▸ What is required:
Below are the records. Gather each line that holds "Porous".

▸ Input records:
__________

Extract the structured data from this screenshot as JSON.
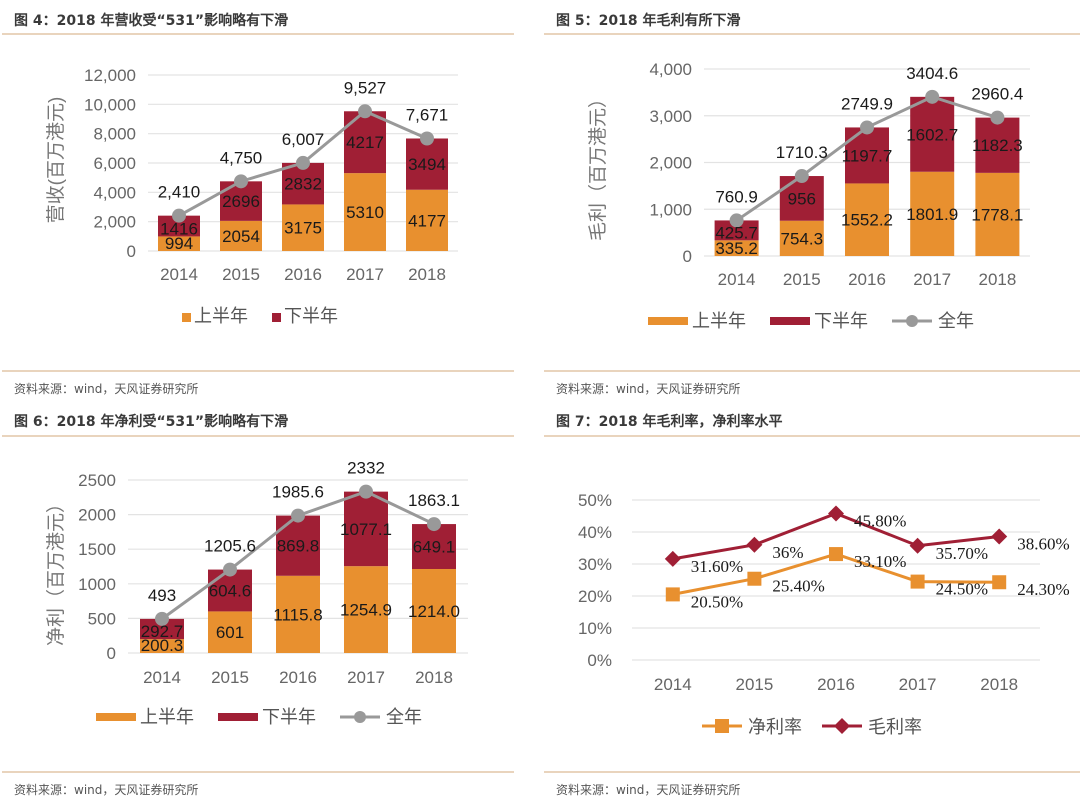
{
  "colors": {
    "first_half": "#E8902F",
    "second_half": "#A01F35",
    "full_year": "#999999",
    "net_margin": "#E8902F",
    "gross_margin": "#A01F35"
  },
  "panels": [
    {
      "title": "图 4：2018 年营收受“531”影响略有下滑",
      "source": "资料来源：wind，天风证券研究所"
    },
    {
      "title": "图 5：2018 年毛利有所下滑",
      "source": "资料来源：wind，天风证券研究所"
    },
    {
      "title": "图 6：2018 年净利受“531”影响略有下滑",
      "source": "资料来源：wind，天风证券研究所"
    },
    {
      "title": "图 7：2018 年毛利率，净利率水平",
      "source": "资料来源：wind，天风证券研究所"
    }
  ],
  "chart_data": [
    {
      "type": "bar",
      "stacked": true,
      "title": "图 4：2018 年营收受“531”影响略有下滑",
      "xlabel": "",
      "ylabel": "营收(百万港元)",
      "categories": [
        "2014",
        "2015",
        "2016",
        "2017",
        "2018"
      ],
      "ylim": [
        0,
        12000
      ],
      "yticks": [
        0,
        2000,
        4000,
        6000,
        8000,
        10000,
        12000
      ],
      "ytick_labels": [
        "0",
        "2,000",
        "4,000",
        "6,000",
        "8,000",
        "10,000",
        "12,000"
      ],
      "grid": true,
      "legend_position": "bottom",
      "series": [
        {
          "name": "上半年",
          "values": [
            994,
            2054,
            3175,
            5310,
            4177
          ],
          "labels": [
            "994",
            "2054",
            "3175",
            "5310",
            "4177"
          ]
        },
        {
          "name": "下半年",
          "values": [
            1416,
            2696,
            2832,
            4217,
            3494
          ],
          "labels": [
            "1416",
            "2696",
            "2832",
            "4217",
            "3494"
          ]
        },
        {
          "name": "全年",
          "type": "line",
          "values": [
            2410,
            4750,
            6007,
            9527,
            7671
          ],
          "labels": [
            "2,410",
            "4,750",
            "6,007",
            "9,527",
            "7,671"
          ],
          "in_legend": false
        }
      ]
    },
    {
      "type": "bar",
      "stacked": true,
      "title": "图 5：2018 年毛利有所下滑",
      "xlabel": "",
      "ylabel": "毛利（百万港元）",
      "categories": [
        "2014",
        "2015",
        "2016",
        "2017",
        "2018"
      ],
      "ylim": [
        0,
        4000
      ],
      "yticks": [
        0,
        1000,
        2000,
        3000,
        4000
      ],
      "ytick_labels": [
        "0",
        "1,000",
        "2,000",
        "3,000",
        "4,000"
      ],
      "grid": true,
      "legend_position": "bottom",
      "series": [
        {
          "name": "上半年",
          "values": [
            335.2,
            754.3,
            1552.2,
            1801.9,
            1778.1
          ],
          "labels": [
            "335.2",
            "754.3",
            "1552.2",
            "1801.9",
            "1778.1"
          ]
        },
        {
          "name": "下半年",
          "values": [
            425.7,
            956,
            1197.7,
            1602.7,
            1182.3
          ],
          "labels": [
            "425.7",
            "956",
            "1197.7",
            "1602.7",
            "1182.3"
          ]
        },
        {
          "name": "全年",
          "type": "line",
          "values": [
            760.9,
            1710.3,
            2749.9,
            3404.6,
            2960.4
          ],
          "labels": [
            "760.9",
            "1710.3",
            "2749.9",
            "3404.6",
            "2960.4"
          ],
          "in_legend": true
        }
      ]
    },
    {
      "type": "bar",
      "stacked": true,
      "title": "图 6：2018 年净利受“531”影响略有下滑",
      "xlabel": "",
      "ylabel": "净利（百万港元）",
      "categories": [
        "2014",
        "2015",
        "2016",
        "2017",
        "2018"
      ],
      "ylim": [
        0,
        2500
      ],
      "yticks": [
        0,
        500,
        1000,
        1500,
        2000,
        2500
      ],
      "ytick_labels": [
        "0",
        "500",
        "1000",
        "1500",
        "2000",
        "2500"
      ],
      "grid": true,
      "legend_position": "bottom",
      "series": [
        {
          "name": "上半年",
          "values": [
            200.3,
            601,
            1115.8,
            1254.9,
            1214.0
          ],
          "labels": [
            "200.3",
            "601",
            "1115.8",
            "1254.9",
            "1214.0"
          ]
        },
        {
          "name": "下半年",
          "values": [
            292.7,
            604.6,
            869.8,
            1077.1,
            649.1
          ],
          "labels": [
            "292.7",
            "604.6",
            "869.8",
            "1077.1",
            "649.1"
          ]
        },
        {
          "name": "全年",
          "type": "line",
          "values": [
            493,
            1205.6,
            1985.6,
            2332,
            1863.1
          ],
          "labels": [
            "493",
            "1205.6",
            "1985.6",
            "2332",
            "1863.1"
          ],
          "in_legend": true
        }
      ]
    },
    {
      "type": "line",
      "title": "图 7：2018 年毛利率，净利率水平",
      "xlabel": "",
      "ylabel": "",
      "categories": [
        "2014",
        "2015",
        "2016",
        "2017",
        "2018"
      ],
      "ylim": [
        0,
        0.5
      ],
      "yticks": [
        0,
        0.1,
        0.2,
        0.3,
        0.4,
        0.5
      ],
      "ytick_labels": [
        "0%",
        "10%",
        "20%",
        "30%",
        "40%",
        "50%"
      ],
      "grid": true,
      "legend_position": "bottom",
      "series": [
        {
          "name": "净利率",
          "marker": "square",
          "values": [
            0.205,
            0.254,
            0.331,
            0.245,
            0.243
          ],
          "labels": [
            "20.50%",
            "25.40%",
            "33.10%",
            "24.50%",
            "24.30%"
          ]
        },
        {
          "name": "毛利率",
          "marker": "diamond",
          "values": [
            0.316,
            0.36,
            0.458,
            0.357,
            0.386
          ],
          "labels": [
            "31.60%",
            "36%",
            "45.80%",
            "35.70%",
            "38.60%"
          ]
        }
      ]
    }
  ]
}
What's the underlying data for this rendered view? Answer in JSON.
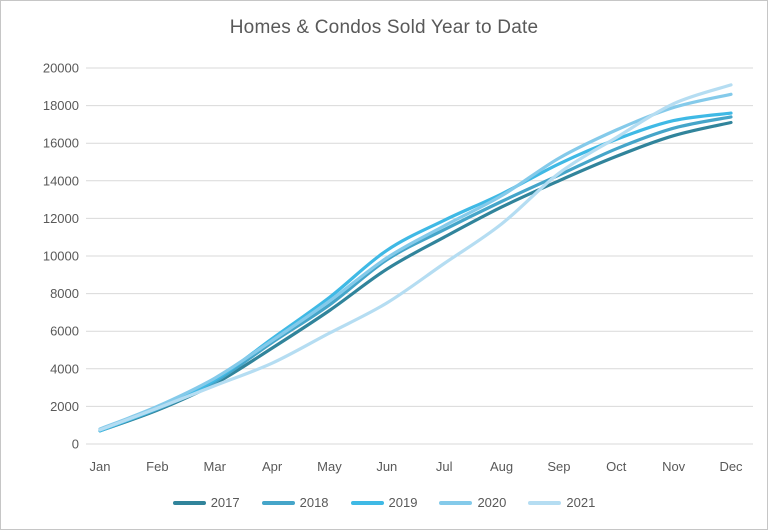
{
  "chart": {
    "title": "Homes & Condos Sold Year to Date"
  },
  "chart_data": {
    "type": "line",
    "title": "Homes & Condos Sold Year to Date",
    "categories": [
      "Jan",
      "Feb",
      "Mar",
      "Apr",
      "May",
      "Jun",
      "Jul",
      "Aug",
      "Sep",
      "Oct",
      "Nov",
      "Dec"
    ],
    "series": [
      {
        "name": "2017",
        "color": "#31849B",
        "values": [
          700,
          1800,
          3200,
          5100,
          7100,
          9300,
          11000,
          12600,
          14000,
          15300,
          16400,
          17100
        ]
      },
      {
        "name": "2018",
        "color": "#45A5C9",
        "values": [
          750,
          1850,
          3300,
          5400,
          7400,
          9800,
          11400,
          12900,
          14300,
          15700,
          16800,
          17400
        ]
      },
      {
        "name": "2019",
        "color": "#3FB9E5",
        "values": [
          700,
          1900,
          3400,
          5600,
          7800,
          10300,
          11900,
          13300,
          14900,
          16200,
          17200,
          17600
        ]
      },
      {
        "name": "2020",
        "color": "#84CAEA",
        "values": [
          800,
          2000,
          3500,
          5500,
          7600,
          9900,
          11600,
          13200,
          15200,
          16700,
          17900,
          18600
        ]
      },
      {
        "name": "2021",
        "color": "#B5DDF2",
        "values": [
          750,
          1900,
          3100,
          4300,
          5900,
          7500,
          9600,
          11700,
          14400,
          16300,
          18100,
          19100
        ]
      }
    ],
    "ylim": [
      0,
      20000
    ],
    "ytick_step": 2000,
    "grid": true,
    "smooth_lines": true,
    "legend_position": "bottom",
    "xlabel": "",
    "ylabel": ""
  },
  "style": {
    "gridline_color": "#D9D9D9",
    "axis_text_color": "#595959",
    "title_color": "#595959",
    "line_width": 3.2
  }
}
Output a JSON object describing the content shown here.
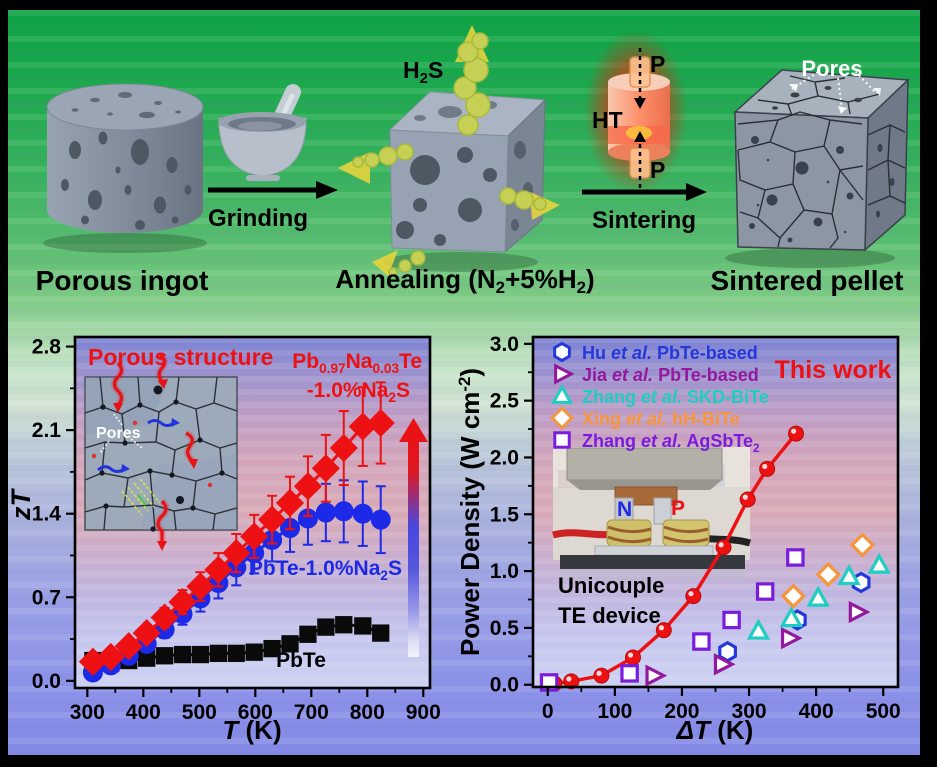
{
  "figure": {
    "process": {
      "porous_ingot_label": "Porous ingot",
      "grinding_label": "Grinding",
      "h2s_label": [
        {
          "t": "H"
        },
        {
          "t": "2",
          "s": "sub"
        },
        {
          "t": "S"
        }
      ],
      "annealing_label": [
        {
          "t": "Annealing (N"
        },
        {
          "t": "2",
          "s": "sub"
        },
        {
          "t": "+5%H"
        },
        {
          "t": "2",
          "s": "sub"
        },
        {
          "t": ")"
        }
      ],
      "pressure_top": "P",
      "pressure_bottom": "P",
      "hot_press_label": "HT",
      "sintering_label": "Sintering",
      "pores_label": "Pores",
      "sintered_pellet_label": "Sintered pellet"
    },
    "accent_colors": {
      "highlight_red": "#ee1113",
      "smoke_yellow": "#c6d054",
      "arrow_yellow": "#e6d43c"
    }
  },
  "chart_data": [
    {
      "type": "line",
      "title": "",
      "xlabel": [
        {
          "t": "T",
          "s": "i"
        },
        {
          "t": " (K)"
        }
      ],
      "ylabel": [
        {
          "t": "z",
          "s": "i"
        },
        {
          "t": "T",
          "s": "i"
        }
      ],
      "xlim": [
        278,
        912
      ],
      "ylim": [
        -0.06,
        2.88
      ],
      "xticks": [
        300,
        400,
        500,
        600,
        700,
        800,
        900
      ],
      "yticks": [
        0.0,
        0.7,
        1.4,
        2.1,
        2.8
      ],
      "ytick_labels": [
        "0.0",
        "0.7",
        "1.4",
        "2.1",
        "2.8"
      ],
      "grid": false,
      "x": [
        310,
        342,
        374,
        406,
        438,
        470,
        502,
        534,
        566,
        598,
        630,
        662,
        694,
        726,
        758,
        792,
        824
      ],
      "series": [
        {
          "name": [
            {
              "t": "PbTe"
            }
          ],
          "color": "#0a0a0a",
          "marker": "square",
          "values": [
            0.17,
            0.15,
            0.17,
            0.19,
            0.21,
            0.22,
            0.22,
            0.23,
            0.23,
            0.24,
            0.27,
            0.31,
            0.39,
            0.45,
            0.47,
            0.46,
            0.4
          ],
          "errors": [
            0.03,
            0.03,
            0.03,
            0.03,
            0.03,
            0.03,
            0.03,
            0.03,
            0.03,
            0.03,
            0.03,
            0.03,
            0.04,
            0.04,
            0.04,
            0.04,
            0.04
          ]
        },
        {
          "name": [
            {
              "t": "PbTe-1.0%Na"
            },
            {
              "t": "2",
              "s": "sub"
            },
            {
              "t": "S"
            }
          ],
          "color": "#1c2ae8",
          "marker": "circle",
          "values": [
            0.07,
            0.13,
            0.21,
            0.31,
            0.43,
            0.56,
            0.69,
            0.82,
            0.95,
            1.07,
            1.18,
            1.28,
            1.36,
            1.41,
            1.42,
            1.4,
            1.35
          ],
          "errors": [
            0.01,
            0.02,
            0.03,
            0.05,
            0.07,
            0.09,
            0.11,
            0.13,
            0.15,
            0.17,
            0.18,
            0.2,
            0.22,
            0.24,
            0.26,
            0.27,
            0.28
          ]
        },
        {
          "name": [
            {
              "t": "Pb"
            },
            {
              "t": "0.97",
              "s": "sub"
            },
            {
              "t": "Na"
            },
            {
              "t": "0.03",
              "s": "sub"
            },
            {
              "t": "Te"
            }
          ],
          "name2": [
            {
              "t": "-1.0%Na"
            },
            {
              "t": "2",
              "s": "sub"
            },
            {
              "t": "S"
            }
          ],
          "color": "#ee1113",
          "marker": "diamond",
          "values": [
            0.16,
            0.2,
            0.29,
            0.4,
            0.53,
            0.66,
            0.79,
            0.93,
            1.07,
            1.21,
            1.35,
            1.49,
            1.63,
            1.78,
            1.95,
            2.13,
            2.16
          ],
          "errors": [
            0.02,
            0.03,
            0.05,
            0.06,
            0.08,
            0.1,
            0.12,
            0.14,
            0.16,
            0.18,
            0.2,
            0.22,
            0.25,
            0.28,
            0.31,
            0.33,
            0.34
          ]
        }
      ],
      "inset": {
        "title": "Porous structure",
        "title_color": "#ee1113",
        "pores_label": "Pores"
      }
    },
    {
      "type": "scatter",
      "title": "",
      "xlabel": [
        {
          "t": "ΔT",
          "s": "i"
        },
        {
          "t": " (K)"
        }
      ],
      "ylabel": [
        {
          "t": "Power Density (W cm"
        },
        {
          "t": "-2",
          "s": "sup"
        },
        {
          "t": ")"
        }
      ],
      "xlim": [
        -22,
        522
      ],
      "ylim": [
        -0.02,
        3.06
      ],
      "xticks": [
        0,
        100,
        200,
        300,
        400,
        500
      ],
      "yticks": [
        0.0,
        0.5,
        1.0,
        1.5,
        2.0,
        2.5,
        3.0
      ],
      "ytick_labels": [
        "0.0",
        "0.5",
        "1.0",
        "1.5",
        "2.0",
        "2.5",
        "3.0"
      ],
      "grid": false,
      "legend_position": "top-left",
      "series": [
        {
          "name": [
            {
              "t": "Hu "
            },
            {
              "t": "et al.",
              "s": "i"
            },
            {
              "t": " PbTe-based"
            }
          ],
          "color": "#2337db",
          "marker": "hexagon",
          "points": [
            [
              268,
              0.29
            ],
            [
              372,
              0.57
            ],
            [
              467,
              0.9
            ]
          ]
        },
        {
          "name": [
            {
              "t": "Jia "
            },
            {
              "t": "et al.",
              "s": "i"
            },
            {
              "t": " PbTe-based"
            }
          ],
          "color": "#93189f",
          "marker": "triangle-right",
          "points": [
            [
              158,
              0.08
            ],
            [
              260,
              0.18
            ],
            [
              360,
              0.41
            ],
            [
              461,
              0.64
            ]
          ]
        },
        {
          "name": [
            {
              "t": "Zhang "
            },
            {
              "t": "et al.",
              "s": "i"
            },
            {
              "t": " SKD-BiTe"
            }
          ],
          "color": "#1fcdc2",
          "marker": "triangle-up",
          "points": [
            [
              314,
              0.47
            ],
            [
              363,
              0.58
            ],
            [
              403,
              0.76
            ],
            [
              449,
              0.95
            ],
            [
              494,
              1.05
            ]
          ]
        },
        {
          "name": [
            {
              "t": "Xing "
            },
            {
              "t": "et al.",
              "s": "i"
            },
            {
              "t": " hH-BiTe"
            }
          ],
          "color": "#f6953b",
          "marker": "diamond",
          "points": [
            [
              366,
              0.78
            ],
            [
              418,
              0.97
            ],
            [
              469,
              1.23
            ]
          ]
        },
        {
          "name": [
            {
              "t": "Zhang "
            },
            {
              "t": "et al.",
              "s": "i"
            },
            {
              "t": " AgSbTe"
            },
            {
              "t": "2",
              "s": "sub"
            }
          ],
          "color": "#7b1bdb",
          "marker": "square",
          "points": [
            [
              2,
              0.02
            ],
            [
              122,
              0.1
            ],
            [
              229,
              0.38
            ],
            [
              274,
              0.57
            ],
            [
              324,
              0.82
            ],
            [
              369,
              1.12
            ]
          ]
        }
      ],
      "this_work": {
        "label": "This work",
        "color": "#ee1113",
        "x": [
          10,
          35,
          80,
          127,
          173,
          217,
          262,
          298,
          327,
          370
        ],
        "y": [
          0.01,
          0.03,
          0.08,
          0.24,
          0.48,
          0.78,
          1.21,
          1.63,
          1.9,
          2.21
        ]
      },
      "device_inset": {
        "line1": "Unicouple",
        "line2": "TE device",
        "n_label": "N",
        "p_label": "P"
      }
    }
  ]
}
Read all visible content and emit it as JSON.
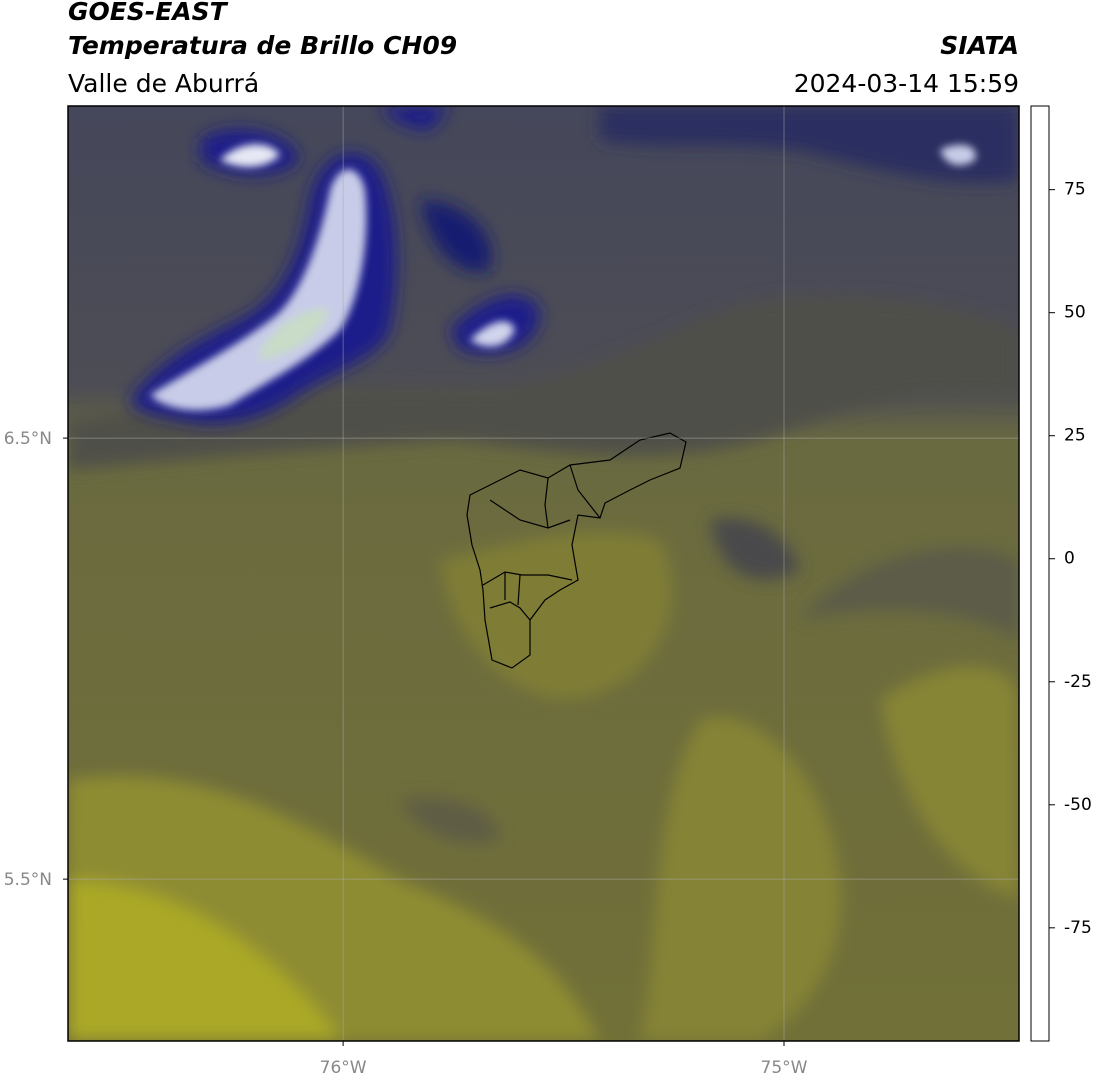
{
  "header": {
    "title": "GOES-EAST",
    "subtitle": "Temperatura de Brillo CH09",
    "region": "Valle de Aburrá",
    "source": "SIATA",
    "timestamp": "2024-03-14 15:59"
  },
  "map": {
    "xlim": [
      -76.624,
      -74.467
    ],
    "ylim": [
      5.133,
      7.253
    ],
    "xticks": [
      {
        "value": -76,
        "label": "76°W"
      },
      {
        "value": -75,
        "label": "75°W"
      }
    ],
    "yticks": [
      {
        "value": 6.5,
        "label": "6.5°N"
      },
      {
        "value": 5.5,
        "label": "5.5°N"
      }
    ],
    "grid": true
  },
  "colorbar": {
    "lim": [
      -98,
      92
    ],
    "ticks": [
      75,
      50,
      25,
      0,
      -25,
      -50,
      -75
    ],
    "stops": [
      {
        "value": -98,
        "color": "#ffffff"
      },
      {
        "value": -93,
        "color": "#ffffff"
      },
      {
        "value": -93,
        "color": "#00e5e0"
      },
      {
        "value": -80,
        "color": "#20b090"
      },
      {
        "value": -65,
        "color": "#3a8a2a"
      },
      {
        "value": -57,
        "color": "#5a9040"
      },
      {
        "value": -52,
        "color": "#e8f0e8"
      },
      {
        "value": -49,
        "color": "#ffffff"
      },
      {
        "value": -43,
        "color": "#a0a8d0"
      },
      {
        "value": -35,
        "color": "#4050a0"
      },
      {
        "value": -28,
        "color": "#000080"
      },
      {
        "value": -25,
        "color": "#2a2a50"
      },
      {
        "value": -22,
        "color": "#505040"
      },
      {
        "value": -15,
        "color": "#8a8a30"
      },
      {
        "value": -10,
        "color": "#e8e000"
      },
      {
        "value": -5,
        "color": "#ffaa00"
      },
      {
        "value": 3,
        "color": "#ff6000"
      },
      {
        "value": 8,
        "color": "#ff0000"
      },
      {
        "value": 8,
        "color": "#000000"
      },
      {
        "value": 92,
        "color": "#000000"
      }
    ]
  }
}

__________

▸ Solution to this exercise:
      "porous_ingot_label": "Porous ingot",
        "title": "Porous structure",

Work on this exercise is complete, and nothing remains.